(Records contained in a dataset)
================

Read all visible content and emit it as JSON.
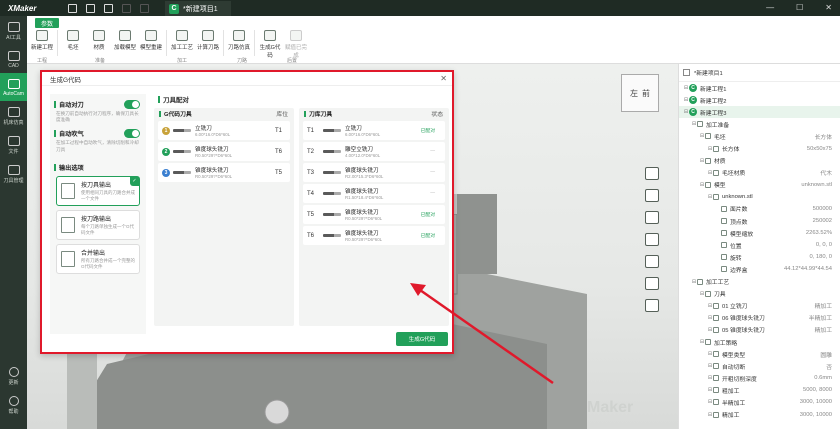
{
  "app": {
    "logo": "XMaker"
  },
  "titlebar": {
    "doc_tab": "*新建项目1",
    "doc_badge": "C",
    "win": [
      "—",
      "☐",
      "✕"
    ]
  },
  "sidebar": [
    {
      "label": "AI工具",
      "icon": "ai-tool-icon"
    },
    {
      "label": "CAD",
      "icon": "cad-icon"
    },
    {
      "label": "AutoCam",
      "icon": "cam-icon",
      "active": true
    },
    {
      "label": "机床仿真",
      "icon": "machine-sim-icon"
    },
    {
      "label": "文件",
      "icon": "file-icon"
    },
    {
      "label": "刀具管理",
      "icon": "tool-manage-icon"
    }
  ],
  "sidebar_bottom": [
    {
      "label": "更新",
      "icon": "update-icon"
    },
    {
      "label": "帮助",
      "icon": "help-icon"
    }
  ],
  "ribbon": {
    "tab": "参数",
    "buttons": [
      {
        "label": "新建工程",
        "icon": "new-project-icon"
      },
      {
        "label": "毛坯",
        "icon": "blank-icon"
      },
      {
        "label": "材质",
        "icon": "material-icon"
      },
      {
        "label": "加载模型",
        "icon": "load-model-icon"
      },
      {
        "label": "模型重建",
        "icon": "model-rebuild-icon"
      },
      {
        "label": "加工工艺",
        "icon": "process-icon"
      },
      {
        "label": "计算刀路",
        "icon": "calc-path-icon"
      },
      {
        "label": "刀路仿真",
        "icon": "path-sim-icon"
      },
      {
        "label": "生成G代码",
        "icon": "gcode-icon"
      },
      {
        "label": "赋值已完成",
        "icon": "assign-icon",
        "disabled": true
      }
    ],
    "groups": [
      "工程",
      "准备",
      "加工",
      "刀路",
      "后置"
    ]
  },
  "viewcube": {
    "left": "左",
    "front": "前"
  },
  "tree": {
    "header": "*新建项目1",
    "nodes": [
      {
        "label": "新建工程1",
        "badge": "C",
        "level": 0
      },
      {
        "label": "新建工程2",
        "badge": "C",
        "level": 0
      },
      {
        "label": "新建工程3",
        "badge": "C",
        "level": 0,
        "selected": true
      },
      {
        "label": "加工准备",
        "level": 1
      },
      {
        "label": "毛坯",
        "level": 2,
        "value": "长方体"
      },
      {
        "label": "长方体",
        "level": 3,
        "value": "50x50x75"
      },
      {
        "label": "材质",
        "level": 2
      },
      {
        "label": "毛坯材质",
        "level": 3,
        "value": "代木"
      },
      {
        "label": "模型",
        "level": 2,
        "value": "unknown.stl"
      },
      {
        "label": "unknown.stl",
        "level": 3
      },
      {
        "label": "面片数",
        "level": 4,
        "value": "500000"
      },
      {
        "label": "顶点数",
        "level": 4,
        "value": "250002"
      },
      {
        "label": "模型缩放",
        "level": 4,
        "value": "2263.52%"
      },
      {
        "label": "位置",
        "level": 4,
        "value": "0, 0, 0"
      },
      {
        "label": "旋转",
        "level": 4,
        "value": "0, 180, 0"
      },
      {
        "label": "边界盒",
        "level": 4,
        "value": "44.12*44.99*44.54"
      },
      {
        "label": "加工工艺",
        "level": 1
      },
      {
        "label": "刀具",
        "level": 2
      },
      {
        "label": "01 立铣刀",
        "level": 3,
        "value": "精加工"
      },
      {
        "label": "06 锥度球头铣刀",
        "level": 3,
        "value": "半精加工"
      },
      {
        "label": "05 锥度球头铣刀",
        "level": 3,
        "value": "精加工"
      },
      {
        "label": "加工策略",
        "level": 2
      },
      {
        "label": "模型类型",
        "level": 3,
        "value": "圆雕"
      },
      {
        "label": "自动切断",
        "level": 3,
        "value": "否"
      },
      {
        "label": "开粗切削深度",
        "level": 3,
        "value": "0.6mm"
      },
      {
        "label": "粗加工",
        "level": 3,
        "value": "5000, 8000"
      },
      {
        "label": "半精加工",
        "level": 3,
        "value": "3000, 10000"
      },
      {
        "label": "精加工",
        "level": 3,
        "value": "3000, 10000"
      }
    ]
  },
  "dialog": {
    "title": "生成G代码",
    "left": {
      "auto_tool": {
        "label": "自动对刀",
        "desc": "在换刀前自动执行对刀程序，确保刀具长度准确"
      },
      "auto_blow": {
        "label": "自动吹气",
        "desc": "在加工过程中自动吹气，清除切削和冷却刀具"
      },
      "output_title": "输出选项",
      "options": [
        {
          "title": "按刀具输出",
          "desc": "使用相同刀具的刀路合并成一个文件",
          "active": true
        },
        {
          "title": "按刀路输出",
          "desc": "每个刀路单独生成一个G代码文件"
        },
        {
          "title": "合并输出",
          "desc": "所有刀路合并成一个完整的G代码文件"
        }
      ]
    },
    "mid_title": "刀具配对",
    "gcode_panel": {
      "title": "G代码刀具",
      "col": "库位",
      "rows": [
        {
          "num": "1",
          "name": "立铣刀",
          "spec": "6.00*16.0*D6*60L",
          "pos": "T1",
          "color": "#c8a23a"
        },
        {
          "num": "2",
          "name": "锥度球头铣刀",
          "spec": "R0.50*29?*D6*60L",
          "pos": "T6",
          "color": "#22a05a"
        },
        {
          "num": "3",
          "name": "锥度球头铣刀",
          "spec": "R0.50*29?*D6*60L",
          "pos": "T5",
          "color": "#3a7fd0"
        }
      ]
    },
    "lib_panel": {
      "title": "刀库刀具",
      "col": "状态",
      "rows": [
        {
          "id": "T1",
          "name": "立铣刀",
          "spec": "6.00*16.0*D6*60L",
          "status": "已配对"
        },
        {
          "id": "T2",
          "name": "雕空立铣刀",
          "spec": "4.00*12.0*D6*60L",
          "status": "—"
        },
        {
          "id": "T3",
          "name": "锥度球头铣刀",
          "spec": "R2.00*15.3*D6*60L",
          "status": "—"
        },
        {
          "id": "T4",
          "name": "锥度球头铣刀",
          "spec": "R1.50*18.4*D6*60L",
          "status": "—"
        },
        {
          "id": "T5",
          "name": "锥度球头铣刀",
          "spec": "R0.50*29?*D6*60L",
          "status": "已配对"
        },
        {
          "id": "T6",
          "name": "锥度球头铣刀",
          "spec": "R0.50*29?*D6*60L",
          "status": "已配对"
        }
      ]
    },
    "generate_btn": "生成G代码",
    "close": "✕"
  },
  "watermark": "Maker"
}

================

▶ Task to complete
All lines above with "desc" in them should be returned.

▶ Completed task
        "desc": "在换刀前自动执行对刀程序，确保刀具长度准确"
        "desc": "在加工过程中自动吹气，清除切削和冷却刀具"
          "desc": "使用相同刀具的刀路合并成一个文件",
          "desc": "每个刀路单独生成一个G代码文件"
          "desc": "所有刀路合并成一个完整的G代码文件"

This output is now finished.